• RECORDS

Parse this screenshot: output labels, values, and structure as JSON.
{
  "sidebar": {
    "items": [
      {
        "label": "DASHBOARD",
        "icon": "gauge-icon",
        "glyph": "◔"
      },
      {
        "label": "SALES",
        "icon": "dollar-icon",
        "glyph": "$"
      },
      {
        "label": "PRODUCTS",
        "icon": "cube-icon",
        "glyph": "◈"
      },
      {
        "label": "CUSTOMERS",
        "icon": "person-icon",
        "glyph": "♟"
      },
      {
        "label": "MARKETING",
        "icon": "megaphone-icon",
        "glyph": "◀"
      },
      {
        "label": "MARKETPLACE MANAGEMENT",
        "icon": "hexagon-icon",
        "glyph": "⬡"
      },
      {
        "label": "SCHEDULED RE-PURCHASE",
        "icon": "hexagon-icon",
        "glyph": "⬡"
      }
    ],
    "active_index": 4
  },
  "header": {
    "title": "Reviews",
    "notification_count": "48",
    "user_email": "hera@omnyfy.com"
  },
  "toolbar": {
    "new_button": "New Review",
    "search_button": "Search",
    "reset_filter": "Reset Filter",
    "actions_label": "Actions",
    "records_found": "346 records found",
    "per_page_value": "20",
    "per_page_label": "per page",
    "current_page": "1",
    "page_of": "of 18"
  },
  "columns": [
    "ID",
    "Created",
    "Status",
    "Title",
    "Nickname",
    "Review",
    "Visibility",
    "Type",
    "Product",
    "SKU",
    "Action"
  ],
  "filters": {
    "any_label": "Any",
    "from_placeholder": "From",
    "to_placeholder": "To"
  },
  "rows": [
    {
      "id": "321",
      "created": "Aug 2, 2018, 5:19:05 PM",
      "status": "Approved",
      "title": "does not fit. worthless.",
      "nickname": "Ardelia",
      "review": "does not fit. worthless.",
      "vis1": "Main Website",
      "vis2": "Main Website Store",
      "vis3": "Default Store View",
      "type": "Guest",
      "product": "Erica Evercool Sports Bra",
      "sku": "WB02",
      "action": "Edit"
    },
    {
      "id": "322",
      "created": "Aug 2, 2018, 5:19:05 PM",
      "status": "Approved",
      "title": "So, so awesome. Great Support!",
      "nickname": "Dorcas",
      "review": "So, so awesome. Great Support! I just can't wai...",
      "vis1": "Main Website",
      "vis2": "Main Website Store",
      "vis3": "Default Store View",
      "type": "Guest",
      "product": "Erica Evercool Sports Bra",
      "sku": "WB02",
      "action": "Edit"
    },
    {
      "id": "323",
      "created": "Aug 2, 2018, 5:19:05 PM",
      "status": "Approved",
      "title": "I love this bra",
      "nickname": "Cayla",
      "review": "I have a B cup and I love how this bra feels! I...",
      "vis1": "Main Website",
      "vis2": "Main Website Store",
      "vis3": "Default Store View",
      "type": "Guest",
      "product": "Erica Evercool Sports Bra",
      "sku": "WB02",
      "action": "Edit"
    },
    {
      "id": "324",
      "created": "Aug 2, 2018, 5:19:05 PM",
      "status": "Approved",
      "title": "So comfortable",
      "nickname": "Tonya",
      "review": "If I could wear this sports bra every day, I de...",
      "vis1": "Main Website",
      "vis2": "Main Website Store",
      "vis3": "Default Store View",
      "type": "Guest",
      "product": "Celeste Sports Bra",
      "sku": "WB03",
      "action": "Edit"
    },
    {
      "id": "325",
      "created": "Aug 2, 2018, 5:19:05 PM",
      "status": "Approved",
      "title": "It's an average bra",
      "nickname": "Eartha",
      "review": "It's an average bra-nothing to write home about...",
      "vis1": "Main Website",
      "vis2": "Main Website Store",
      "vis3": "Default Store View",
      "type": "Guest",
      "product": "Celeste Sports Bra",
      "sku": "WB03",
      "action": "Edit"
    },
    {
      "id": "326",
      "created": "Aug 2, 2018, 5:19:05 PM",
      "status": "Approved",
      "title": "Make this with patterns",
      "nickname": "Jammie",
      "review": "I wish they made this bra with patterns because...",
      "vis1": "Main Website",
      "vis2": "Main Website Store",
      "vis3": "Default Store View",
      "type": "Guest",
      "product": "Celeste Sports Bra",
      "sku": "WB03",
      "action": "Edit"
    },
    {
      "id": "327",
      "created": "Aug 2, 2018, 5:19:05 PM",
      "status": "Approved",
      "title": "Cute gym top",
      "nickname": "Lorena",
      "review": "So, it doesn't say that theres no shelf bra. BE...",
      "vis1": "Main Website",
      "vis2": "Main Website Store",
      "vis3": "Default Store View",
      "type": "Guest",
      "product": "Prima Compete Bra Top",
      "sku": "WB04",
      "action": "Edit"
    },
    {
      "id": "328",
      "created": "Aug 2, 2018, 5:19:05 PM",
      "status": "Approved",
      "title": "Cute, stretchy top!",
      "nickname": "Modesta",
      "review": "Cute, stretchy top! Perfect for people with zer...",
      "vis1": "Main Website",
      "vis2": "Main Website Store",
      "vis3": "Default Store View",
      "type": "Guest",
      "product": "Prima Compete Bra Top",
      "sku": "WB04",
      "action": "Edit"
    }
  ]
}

• WHAT TO PRODUCE
Exactly reproduce all of the entries above.

• EXPECTED ANSWER
Parse this screenshot: output labels, values, and structure as JSON.
{
  "sidebar": {
    "items": [
      {
        "label": "DASHBOARD",
        "icon": "gauge-icon",
        "glyph": "◔"
      },
      {
        "label": "SALES",
        "icon": "dollar-icon",
        "glyph": "$"
      },
      {
        "label": "PRODUCTS",
        "icon": "cube-icon",
        "glyph": "◈"
      },
      {
        "label": "CUSTOMERS",
        "icon": "person-icon",
        "glyph": "♟"
      },
      {
        "label": "MARKETING",
        "icon": "megaphone-icon",
        "glyph": "◀"
      },
      {
        "label": "MARKETPLACE MANAGEMENT",
        "icon": "hexagon-icon",
        "glyph": "⬡"
      },
      {
        "label": "SCHEDULED RE-PURCHASE",
        "icon": "hexagon-icon",
        "glyph": "⬡"
      }
    ],
    "active_index": 4
  },
  "header": {
    "title": "Reviews",
    "notification_count": "48",
    "user_email": "hera@omnyfy.com"
  },
  "toolbar": {
    "new_button": "New Review",
    "search_button": "Search",
    "reset_filter": "Reset Filter",
    "actions_label": "Actions",
    "records_found": "346 records found",
    "per_page_value": "20",
    "per_page_label": "per page",
    "current_page": "1",
    "page_of": "of 18"
  },
  "columns": [
    "ID",
    "Created",
    "Status",
    "Title",
    "Nickname",
    "Review",
    "Visibility",
    "Type",
    "Product",
    "SKU",
    "Action"
  ],
  "filters": {
    "any_label": "Any",
    "from_placeholder": "From",
    "to_placeholder": "To"
  },
  "rows": [
    {
      "id": "321",
      "created": "Aug 2, 2018, 5:19:05 PM",
      "status": "Approved",
      "title": "does not fit. worthless.",
      "nickname": "Ardelia",
      "review": "does not fit. worthless.",
      "vis1": "Main Website",
      "vis2": "Main Website Store",
      "vis3": "Default Store View",
      "type": "Guest",
      "product": "Erica Evercool Sports Bra",
      "sku": "WB02",
      "action": "Edit"
    },
    {
      "id": "322",
      "created": "Aug 2, 2018, 5:19:05 PM",
      "status": "Approved",
      "title": "So, so awesome. Great Support!",
      "nickname": "Dorcas",
      "review": "So, so awesome. Great Support! I just can't wai...",
      "vis1": "Main Website",
      "vis2": "Main Website Store",
      "vis3": "Default Store View",
      "type": "Guest",
      "product": "Erica Evercool Sports Bra",
      "sku": "WB02",
      "action": "Edit"
    },
    {
      "id": "323",
      "created": "Aug 2, 2018, 5:19:05 PM",
      "status": "Approved",
      "title": "I love this bra",
      "nickname": "Cayla",
      "review": "I have a B cup and I love how this bra feels! I...",
      "vis1": "Main Website",
      "vis2": "Main Website Store",
      "vis3": "Default Store View",
      "type": "Guest",
      "product": "Erica Evercool Sports Bra",
      "sku": "WB02",
      "action": "Edit"
    },
    {
      "id": "324",
      "created": "Aug 2, 2018, 5:19:05 PM",
      "status": "Approved",
      "title": "So comfortable",
      "nickname": "Tonya",
      "review": "If I could wear this sports bra every day, I de...",
      "vis1": "Main Website",
      "vis2": "Main Website Store",
      "vis3": "Default Store View",
      "type": "Guest",
      "product": "Celeste Sports Bra",
      "sku": "WB03",
      "action": "Edit"
    },
    {
      "id": "325",
      "created": "Aug 2, 2018, 5:19:05 PM",
      "status": "Approved",
      "title": "It's an average bra",
      "nickname": "Eartha",
      "review": "It's an average bra-nothing to write home about...",
      "vis1": "Main Website",
      "vis2": "Main Website Store",
      "vis3": "Default Store View",
      "type": "Guest",
      "product": "Celeste Sports Bra",
      "sku": "WB03",
      "action": "Edit"
    },
    {
      "id": "326",
      "created": "Aug 2, 2018, 5:19:05 PM",
      "status": "Approved",
      "title": "Make this with patterns",
      "nickname": "Jammie",
      "review": "I wish they made this bra with patterns because...",
      "vis1": "Main Website",
      "vis2": "Main Website Store",
      "vis3": "Default Store View",
      "type": "Guest",
      "product": "Celeste Sports Bra",
      "sku": "WB03",
      "action": "Edit"
    },
    {
      "id": "327",
      "created": "Aug 2, 2018, 5:19:05 PM",
      "status": "Approved",
      "title": "Cute gym top",
      "nickname": "Lorena",
      "review": "So, it doesn't say that theres no shelf bra. BE...",
      "vis1": "Main Website",
      "vis2": "Main Website Store",
      "vis3": "Default Store View",
      "type": "Guest",
      "product": "Prima Compete Bra Top",
      "sku": "WB04",
      "action": "Edit"
    },
    {
      "id": "328",
      "created": "Aug 2, 2018, 5:19:05 PM",
      "status": "Approved",
      "title": "Cute, stretchy top!",
      "nickname": "Modesta",
      "review": "Cute, stretchy top! Perfect for people with zer...",
      "vis1": "Main Website",
      "vis2": "Main Website Store",
      "vis3": "Default Store View",
      "type": "Guest",
      "product": "Prima Compete Bra Top",
      "sku": "WB04",
      "action": "Edit"
    }
  ]
}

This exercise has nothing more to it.